◆ **WRITTEN TASK**:
The listing below should be written out exactly; please include all of it.

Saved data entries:
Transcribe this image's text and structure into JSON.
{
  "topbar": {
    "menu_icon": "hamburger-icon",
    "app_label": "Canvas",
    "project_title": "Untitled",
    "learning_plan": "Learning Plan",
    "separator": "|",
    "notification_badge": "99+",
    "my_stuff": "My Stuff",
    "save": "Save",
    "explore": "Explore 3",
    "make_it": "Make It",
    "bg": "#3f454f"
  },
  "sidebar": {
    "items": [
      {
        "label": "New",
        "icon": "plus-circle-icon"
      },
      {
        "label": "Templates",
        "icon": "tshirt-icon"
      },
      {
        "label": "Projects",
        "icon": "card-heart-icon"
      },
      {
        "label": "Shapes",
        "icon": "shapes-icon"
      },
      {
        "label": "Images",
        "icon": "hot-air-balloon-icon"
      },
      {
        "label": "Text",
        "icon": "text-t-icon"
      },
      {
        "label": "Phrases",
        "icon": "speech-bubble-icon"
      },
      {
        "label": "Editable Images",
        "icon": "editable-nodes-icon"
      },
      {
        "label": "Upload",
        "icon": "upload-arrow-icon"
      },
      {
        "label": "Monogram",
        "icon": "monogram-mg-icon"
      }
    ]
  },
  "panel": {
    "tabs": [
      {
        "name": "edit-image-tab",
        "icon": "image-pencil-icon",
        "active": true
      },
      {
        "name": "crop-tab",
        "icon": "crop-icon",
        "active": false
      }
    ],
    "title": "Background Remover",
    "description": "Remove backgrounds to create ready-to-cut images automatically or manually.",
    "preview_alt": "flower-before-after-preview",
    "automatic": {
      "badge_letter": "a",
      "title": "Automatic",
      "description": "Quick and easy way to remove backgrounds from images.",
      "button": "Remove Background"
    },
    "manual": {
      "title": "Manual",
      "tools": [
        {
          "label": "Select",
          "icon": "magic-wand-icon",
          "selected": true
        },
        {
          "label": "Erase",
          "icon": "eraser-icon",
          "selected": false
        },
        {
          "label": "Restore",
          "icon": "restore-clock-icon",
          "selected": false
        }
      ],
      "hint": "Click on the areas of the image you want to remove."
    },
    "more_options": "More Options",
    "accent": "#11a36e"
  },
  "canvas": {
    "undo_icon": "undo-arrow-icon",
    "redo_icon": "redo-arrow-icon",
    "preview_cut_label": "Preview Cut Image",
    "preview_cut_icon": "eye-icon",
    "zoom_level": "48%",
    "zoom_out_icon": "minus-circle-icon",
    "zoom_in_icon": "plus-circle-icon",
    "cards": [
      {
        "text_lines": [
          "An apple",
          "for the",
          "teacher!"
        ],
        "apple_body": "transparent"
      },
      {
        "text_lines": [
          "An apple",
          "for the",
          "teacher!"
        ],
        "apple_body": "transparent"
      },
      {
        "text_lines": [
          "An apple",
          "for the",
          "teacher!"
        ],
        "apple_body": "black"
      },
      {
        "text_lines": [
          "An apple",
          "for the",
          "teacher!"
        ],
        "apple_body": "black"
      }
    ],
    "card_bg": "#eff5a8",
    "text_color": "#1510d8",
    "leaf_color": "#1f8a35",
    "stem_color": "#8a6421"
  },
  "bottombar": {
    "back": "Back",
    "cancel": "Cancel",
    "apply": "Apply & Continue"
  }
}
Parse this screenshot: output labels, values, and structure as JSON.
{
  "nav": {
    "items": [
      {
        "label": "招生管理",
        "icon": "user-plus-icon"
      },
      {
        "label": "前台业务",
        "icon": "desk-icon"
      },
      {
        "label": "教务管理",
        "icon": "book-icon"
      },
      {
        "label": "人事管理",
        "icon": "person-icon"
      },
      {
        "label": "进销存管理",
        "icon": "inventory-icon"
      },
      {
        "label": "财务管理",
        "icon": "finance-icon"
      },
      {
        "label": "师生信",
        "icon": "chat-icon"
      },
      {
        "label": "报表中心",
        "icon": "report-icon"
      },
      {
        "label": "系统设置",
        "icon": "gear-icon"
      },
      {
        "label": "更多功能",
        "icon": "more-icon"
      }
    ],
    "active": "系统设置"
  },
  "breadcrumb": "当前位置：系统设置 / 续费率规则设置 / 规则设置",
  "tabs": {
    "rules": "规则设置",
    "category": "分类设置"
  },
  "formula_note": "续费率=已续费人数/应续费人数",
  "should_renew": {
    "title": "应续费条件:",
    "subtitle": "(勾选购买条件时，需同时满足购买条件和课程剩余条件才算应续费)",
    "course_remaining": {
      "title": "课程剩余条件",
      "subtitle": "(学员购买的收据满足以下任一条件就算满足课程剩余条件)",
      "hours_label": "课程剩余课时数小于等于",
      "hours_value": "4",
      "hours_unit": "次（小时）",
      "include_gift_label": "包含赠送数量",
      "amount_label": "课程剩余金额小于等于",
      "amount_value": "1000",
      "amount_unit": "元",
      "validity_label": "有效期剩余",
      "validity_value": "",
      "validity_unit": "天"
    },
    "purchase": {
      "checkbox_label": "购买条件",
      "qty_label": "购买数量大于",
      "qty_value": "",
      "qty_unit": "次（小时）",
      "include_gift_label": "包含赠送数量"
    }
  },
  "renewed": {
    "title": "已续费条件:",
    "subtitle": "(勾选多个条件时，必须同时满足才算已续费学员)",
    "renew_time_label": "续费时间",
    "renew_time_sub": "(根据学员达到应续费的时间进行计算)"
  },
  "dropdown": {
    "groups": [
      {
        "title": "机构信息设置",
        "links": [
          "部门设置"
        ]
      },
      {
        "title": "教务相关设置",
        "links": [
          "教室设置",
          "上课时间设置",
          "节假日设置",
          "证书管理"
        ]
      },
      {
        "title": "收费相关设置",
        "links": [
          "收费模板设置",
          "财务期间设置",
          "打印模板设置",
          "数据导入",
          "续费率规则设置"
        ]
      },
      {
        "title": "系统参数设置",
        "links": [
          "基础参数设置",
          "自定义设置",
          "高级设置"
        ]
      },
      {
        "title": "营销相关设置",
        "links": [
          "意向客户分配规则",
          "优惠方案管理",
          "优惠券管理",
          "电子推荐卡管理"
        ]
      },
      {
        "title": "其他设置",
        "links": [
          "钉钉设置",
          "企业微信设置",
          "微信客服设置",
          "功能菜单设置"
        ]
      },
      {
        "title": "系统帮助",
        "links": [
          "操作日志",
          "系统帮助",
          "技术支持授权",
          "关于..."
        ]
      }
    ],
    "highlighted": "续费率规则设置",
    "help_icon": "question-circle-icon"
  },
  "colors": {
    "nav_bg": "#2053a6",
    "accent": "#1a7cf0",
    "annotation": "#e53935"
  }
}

◆ **TASK RESPONSE**:
Transcribe this image's text and structure into JSON.
{
  "topbar": {
    "menu_icon": "hamburger-icon",
    "app_label": "Canvas",
    "project_title": "Untitled",
    "learning_plan": "Learning Plan",
    "separator": "|",
    "notification_badge": "99+",
    "my_stuff": "My Stuff",
    "save": "Save",
    "explore": "Explore 3",
    "make_it": "Make It",
    "bg": "#3f454f"
  },
  "sidebar": {
    "items": [
      {
        "label": "New",
        "icon": "plus-circle-icon"
      },
      {
        "label": "Templates",
        "icon": "tshirt-icon"
      },
      {
        "label": "Projects",
        "icon": "card-heart-icon"
      },
      {
        "label": "Shapes",
        "icon": "shapes-icon"
      },
      {
        "label": "Images",
        "icon": "hot-air-balloon-icon"
      },
      {
        "label": "Text",
        "icon": "text-t-icon"
      },
      {
        "label": "Phrases",
        "icon": "speech-bubble-icon"
      },
      {
        "label": "Editable Images",
        "icon": "editable-nodes-icon"
      },
      {
        "label": "Upload",
        "icon": "upload-arrow-icon"
      },
      {
        "label": "Monogram",
        "icon": "monogram-mg-icon"
      }
    ]
  },
  "panel": {
    "tabs": [
      {
        "name": "edit-image-tab",
        "icon": "image-pencil-icon",
        "active": true
      },
      {
        "name": "crop-tab",
        "icon": "crop-icon",
        "active": false
      }
    ],
    "title": "Background Remover",
    "description": "Remove backgrounds to create ready-to-cut images automatically or manually.",
    "preview_alt": "flower-before-after-preview",
    "automatic": {
      "badge_letter": "a",
      "title": "Automatic",
      "description": "Quick and easy way to remove backgrounds from images.",
      "button": "Remove Background"
    },
    "manual": {
      "title": "Manual",
      "tools": [
        {
          "label": "Select",
          "icon": "magic-wand-icon",
          "selected": true
        },
        {
          "label": "Erase",
          "icon": "eraser-icon",
          "selected": false
        },
        {
          "label": "Restore",
          "icon": "restore-clock-icon",
          "selected": false
        }
      ],
      "hint": "Click on the areas of the image you want to remove."
    },
    "more_options": "More Options",
    "accent": "#11a36e"
  },
  "canvas": {
    "undo_icon": "undo-arrow-icon",
    "redo_icon": "redo-arrow-icon",
    "preview_cut_label": "Preview Cut Image",
    "preview_cut_icon": "eye-icon",
    "zoom_level": "48%",
    "zoom_out_icon": "minus-circle-icon",
    "zoom_in_icon": "plus-circle-icon",
    "cards": [
      {
        "text_lines": [
          "An apple",
          "for the",
          "teacher!"
        ],
        "apple_body": "transparent"
      },
      {
        "text_lines": [
          "An apple",
          "for the",
          "teacher!"
        ],
        "apple_body": "transparent"
      },
      {
        "text_lines": [
          "An apple",
          "for the",
          "teacher!"
        ],
        "apple_body": "black"
      },
      {
        "text_lines": [
          "An apple",
          "for the",
          "teacher!"
        ],
        "apple_body": "black"
      }
    ],
    "card_bg": "#eff5a8",
    "text_color": "#1510d8",
    "leaf_color": "#1f8a35",
    "stem_color": "#8a6421"
  },
  "bottombar": {
    "back": "Back",
    "cancel": "Cancel",
    "apply": "Apply & Continue"
  }
}
Parse this screenshot: output labels, values, and structure as JSON.
{
  "nav": {
    "items": [
      {
        "label": "招生管理",
        "icon": "user-plus-icon"
      },
      {
        "label": "前台业务",
        "icon": "desk-icon"
      },
      {
        "label": "教务管理",
        "icon": "book-icon"
      },
      {
        "label": "人事管理",
        "icon": "person-icon"
      },
      {
        "label": "进销存管理",
        "icon": "inventory-icon"
      },
      {
        "label": "财务管理",
        "icon": "finance-icon"
      },
      {
        "label": "师生信",
        "icon": "chat-icon"
      },
      {
        "label": "报表中心",
        "icon": "report-icon"
      },
      {
        "label": "系统设置",
        "icon": "gear-icon"
      },
      {
        "label": "更多功能",
        "icon": "more-icon"
      }
    ],
    "active": "系统设置"
  },
  "breadcrumb": "当前位置：系统设置 / 续费率规则设置 / 规则设置",
  "tabs": {
    "rules": "规则设置",
    "category": "分类设置"
  },
  "formula_note": "续费率=已续费人数/应续费人数",
  "should_renew": {
    "title": "应续费条件:",
    "subtitle": "(勾选购买条件时，需同时满足购买条件和课程剩余条件才算应续费)",
    "course_remaining": {
      "title": "课程剩余条件",
      "subtitle": "(学员购买的收据满足以下任一条件就算满足课程剩余条件)",
      "hours_label": "课程剩余课时数小于等于",
      "hours_value": "4",
      "hours_unit": "次（小时）",
      "include_gift_label": "包含赠送数量",
      "amount_label": "课程剩余金额小于等于",
      "amount_value": "1000",
      "amount_unit": "元",
      "validity_label": "有效期剩余",
      "validity_value": "",
      "validity_unit": "天"
    },
    "purchase": {
      "checkbox_label": "购买条件",
      "qty_label": "购买数量大于",
      "qty_value": "",
      "qty_unit": "次（小时）",
      "include_gift_label": "包含赠送数量"
    }
  },
  "renewed": {
    "title": "已续费条件:",
    "subtitle": "(勾选多个条件时，必须同时满足才算已续费学员)",
    "renew_time_label": "续费时间",
    "renew_time_sub": "(根据学员达到应续费的时间进行计算)"
  },
  "dropdown": {
    "groups": [
      {
        "title": "机构信息设置",
        "links": [
          "部门设置"
        ]
      },
      {
        "title": "教务相关设置",
        "links": [
          "教室设置",
          "上课时间设置",
          "节假日设置",
          "证书管理"
        ]
      },
      {
        "title": "收费相关设置",
        "links": [
          "收费模板设置",
          "财务期间设置",
          "打印模板设置",
          "数据导入",
          "续费率规则设置"
        ]
      },
      {
        "title": "系统参数设置",
        "links": [
          "基础参数设置",
          "自定义设置",
          "高级设置"
        ]
      },
      {
        "title": "营销相关设置",
        "links": [
          "意向客户分配规则",
          "优惠方案管理",
          "优惠券管理",
          "电子推荐卡管理"
        ]
      },
      {
        "title": "其他设置",
        "links": [
          "钉钉设置",
          "企业微信设置",
          "微信客服设置",
          "功能菜单设置"
        ]
      },
      {
        "title": "系统帮助",
        "links": [
          "操作日志",
          "系统帮助",
          "技术支持授权",
          "关于..."
        ]
      }
    ],
    "highlighted": "续费率规则设置",
    "help_icon": "question-circle-icon"
  },
  "colors": {
    "nav_bg": "#2053a6",
    "accent": "#1a7cf0",
    "annotation": "#e53935"
  }
}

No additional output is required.